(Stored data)
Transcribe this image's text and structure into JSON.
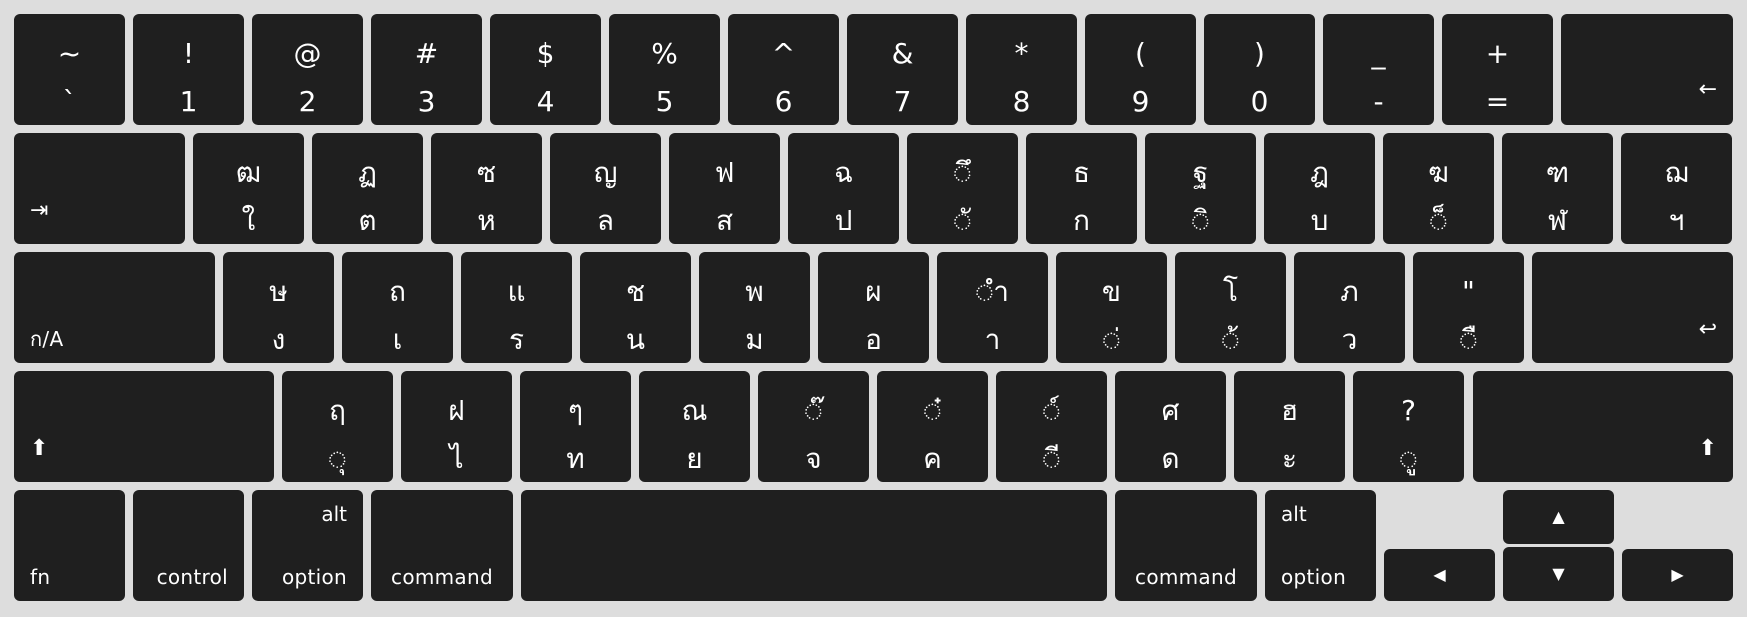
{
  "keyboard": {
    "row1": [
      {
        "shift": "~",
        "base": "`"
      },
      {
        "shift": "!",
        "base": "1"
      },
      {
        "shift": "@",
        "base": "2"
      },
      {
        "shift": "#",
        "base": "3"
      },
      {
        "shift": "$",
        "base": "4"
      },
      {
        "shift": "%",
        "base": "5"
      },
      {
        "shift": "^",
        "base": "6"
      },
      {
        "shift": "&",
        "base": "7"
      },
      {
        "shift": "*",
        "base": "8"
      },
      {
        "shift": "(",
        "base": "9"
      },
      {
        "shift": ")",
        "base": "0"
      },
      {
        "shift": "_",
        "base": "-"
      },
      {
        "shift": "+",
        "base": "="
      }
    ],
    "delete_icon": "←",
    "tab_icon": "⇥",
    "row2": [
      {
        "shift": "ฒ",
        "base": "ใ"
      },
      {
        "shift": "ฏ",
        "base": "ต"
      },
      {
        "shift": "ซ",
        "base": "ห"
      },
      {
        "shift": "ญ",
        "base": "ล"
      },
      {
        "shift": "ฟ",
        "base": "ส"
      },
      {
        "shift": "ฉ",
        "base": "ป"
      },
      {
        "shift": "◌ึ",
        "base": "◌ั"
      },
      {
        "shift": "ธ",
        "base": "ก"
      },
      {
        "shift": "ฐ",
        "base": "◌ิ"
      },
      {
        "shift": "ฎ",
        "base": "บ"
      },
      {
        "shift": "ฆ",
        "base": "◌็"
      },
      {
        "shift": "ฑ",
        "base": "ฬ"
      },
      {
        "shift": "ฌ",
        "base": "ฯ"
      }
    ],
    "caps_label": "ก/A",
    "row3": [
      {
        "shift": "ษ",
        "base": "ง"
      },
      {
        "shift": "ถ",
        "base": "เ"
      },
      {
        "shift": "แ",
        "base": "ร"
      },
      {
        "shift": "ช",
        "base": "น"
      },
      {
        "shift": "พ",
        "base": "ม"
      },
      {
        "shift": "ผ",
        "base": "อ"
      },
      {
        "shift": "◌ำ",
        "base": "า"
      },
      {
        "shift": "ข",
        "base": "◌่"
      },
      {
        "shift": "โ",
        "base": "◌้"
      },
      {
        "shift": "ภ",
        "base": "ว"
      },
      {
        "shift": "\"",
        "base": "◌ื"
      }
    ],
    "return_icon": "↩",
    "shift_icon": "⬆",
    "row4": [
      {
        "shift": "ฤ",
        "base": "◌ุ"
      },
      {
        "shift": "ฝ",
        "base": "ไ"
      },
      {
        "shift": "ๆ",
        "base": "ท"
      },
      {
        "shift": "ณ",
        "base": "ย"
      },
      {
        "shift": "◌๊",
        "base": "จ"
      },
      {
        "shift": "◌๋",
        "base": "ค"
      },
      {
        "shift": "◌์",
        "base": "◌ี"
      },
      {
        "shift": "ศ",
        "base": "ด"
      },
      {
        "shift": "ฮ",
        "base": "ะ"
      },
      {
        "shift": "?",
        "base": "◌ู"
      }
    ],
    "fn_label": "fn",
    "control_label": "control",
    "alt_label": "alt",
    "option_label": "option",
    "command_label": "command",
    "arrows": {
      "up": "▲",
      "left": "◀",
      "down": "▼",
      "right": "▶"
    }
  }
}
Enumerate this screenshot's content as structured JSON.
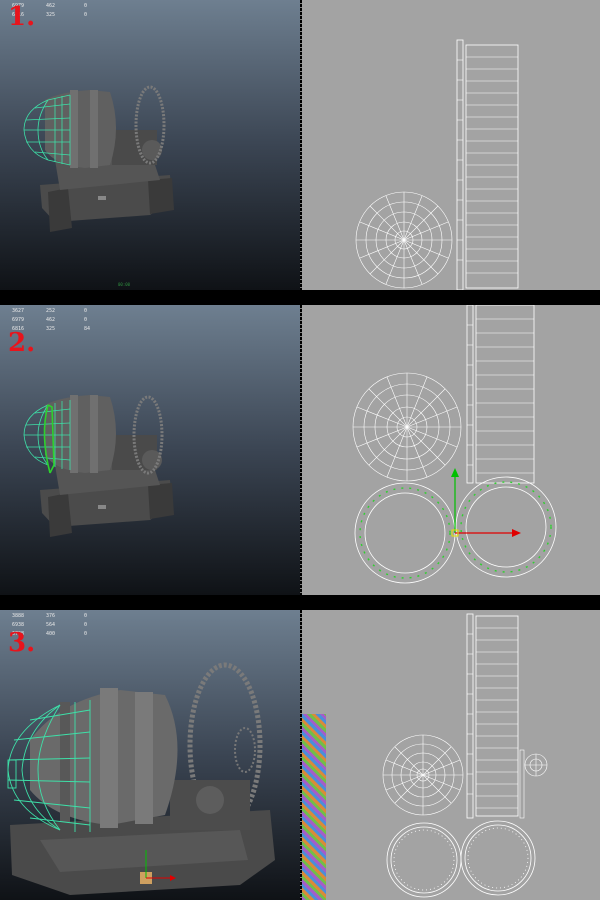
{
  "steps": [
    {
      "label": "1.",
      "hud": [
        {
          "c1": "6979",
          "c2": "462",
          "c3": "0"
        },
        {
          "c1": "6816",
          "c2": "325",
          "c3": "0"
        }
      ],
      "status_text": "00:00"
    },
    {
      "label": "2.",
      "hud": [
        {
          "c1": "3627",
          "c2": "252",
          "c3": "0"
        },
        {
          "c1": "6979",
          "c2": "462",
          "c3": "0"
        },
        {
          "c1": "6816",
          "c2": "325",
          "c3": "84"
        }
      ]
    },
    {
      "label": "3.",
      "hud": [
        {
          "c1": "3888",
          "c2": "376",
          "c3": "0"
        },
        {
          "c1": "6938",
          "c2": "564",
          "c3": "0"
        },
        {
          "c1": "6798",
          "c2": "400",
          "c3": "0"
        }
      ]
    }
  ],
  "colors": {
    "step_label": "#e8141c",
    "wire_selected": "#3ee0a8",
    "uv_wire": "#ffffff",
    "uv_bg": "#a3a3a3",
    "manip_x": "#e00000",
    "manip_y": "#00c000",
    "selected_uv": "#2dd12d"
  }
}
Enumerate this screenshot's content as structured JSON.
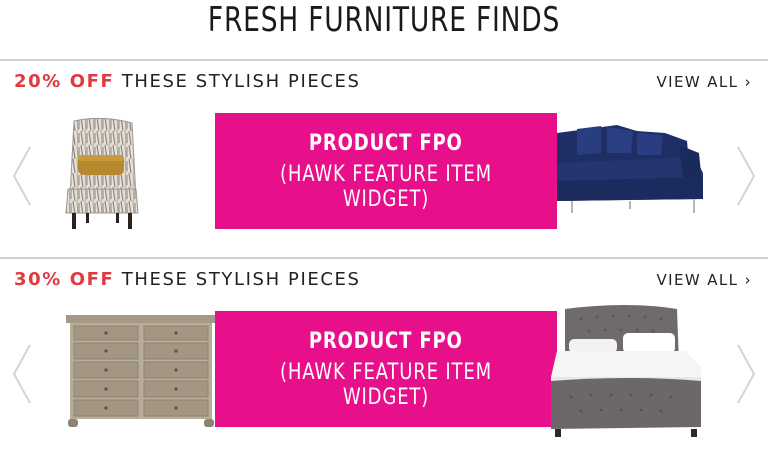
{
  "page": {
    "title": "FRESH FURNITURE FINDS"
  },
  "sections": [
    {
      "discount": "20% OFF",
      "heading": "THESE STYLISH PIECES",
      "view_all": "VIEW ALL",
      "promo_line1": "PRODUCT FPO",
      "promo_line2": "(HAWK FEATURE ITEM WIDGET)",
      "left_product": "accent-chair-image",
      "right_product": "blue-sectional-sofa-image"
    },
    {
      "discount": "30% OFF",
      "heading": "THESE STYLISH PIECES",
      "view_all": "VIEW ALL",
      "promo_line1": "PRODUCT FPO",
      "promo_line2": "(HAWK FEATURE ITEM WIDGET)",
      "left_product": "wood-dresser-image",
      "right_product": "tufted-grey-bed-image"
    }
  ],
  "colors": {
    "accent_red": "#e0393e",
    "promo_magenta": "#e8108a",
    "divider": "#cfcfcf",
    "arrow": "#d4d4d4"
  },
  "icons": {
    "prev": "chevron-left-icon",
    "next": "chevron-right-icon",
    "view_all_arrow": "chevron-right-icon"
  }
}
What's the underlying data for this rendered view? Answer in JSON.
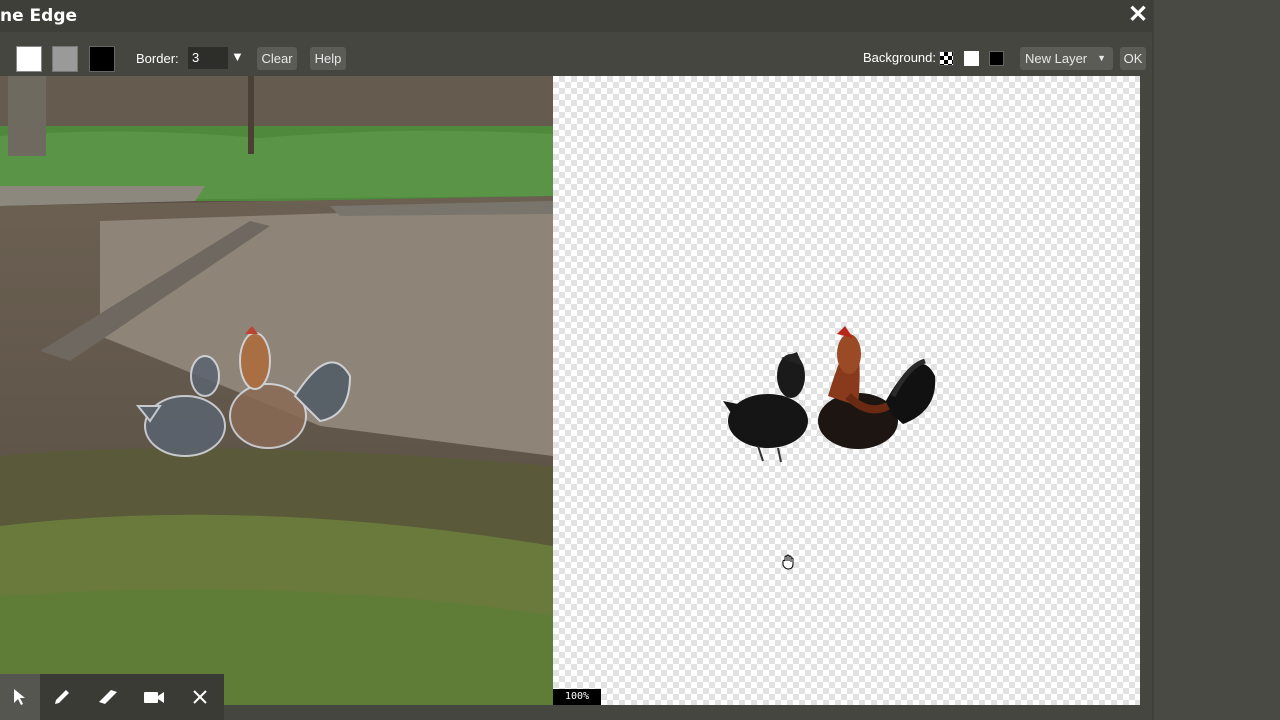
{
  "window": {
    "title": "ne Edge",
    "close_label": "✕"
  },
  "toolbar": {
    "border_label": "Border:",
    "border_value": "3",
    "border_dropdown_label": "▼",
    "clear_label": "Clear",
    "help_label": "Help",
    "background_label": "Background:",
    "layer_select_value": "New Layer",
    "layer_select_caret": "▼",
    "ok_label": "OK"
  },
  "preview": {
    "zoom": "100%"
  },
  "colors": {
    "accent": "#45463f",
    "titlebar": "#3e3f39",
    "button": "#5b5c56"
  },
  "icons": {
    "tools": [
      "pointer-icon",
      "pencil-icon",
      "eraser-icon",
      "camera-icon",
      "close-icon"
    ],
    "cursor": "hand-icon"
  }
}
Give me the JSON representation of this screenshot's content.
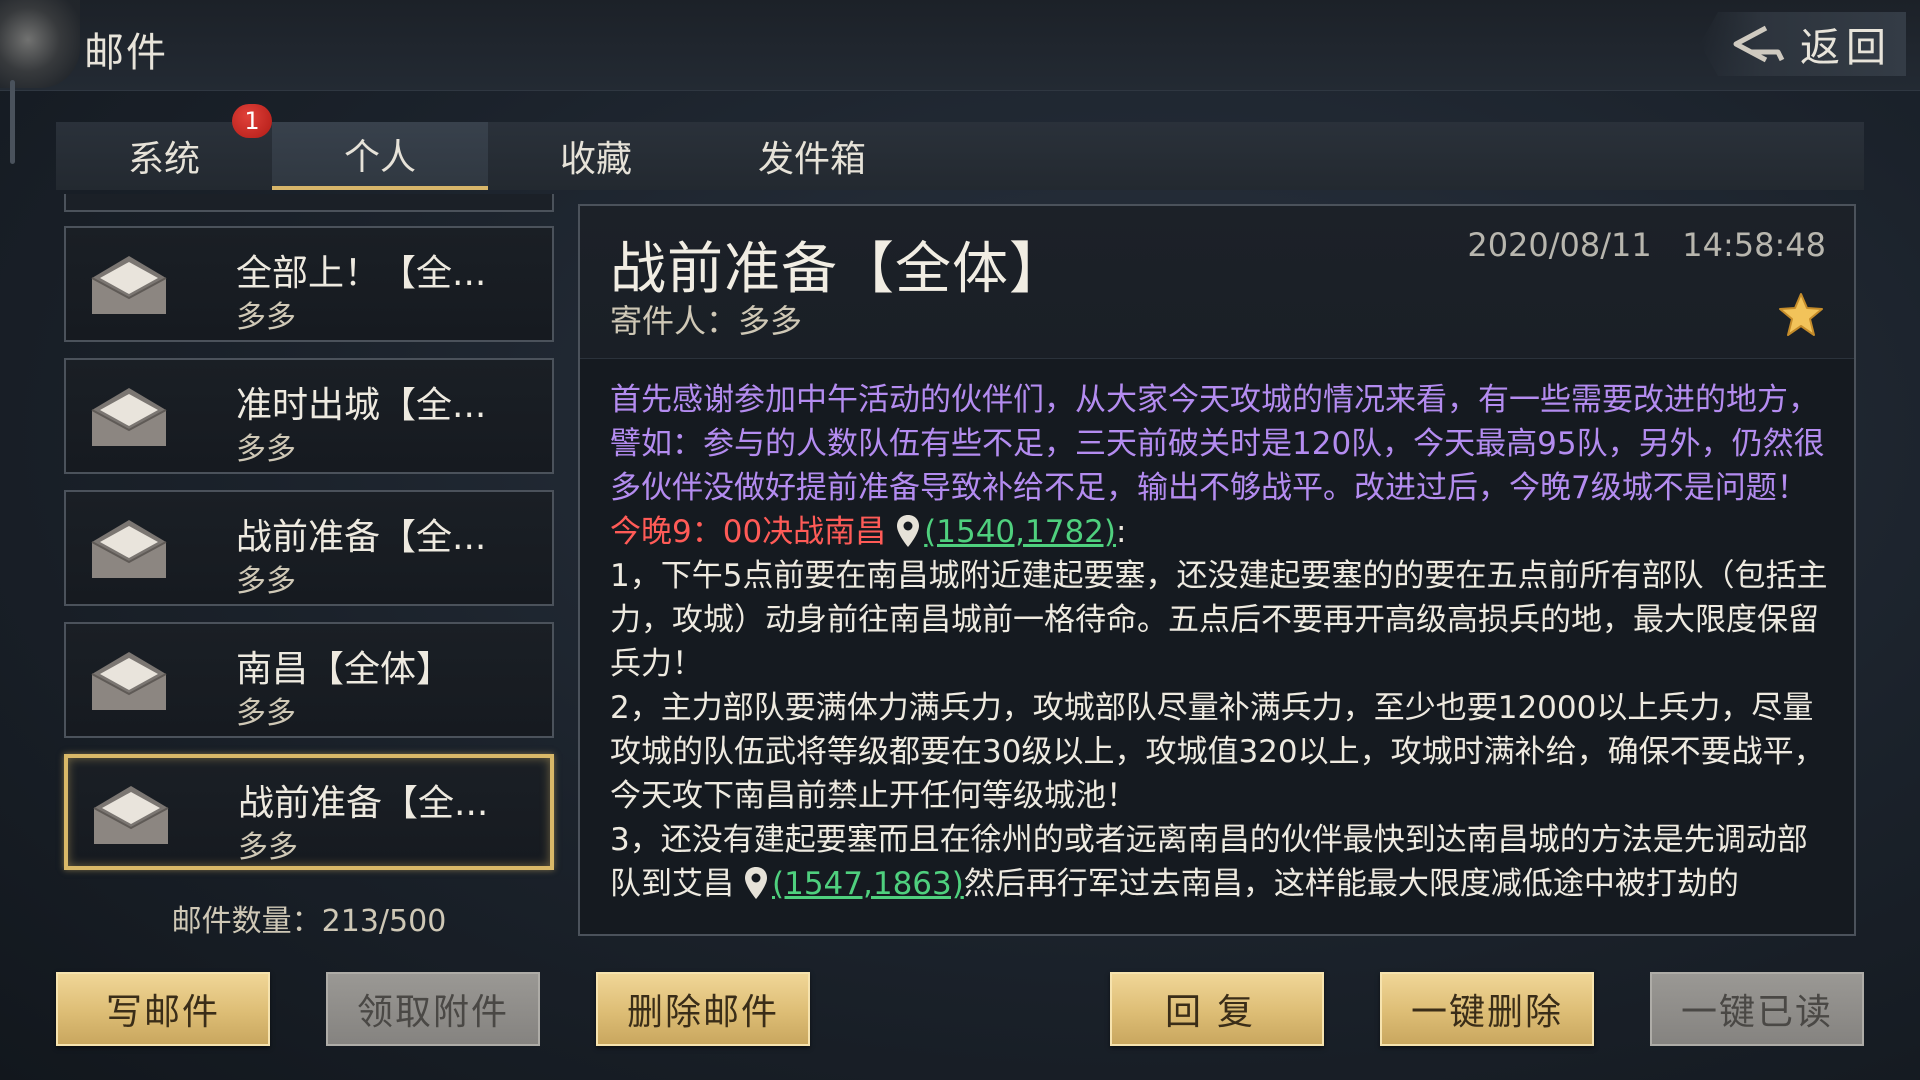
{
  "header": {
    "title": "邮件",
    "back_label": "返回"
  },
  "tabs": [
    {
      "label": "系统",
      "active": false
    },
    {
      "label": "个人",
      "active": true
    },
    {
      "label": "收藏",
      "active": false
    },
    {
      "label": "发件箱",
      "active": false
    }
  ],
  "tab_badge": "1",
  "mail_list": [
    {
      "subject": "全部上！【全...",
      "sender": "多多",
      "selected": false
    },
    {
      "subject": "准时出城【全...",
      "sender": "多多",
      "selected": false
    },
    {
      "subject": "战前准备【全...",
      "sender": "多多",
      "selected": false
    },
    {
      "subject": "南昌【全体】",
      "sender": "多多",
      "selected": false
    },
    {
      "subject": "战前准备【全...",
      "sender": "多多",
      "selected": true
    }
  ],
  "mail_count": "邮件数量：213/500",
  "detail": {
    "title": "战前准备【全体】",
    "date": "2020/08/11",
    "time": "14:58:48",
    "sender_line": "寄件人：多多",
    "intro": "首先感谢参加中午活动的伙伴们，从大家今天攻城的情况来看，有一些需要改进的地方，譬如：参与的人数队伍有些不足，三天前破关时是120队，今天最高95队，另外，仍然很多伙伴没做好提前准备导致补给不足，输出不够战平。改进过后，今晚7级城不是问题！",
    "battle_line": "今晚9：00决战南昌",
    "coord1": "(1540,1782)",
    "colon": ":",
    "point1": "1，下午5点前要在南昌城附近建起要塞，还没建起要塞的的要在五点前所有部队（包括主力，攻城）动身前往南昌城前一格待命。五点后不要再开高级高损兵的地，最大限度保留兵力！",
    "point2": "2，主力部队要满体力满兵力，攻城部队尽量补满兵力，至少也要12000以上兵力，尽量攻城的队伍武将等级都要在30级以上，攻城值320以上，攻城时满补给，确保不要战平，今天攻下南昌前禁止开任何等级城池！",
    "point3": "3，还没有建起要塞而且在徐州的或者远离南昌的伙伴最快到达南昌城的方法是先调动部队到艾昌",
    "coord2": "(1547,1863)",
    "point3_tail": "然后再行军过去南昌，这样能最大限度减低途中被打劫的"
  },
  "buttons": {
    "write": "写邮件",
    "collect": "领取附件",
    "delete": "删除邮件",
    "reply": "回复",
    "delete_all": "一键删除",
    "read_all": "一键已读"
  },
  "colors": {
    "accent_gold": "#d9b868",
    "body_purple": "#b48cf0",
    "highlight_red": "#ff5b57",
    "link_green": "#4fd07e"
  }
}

Objective:
Show every line that contains the word "this".

Answer below:
Transcribe this image's text and structure into JSON.
Enumerate this screenshot's content as structured JSON.
Enumerate this screenshot's content as structured JSON.
What's the underlying data for this rendered view? Answer in JSON.
Give me the JSON representation of this screenshot's content.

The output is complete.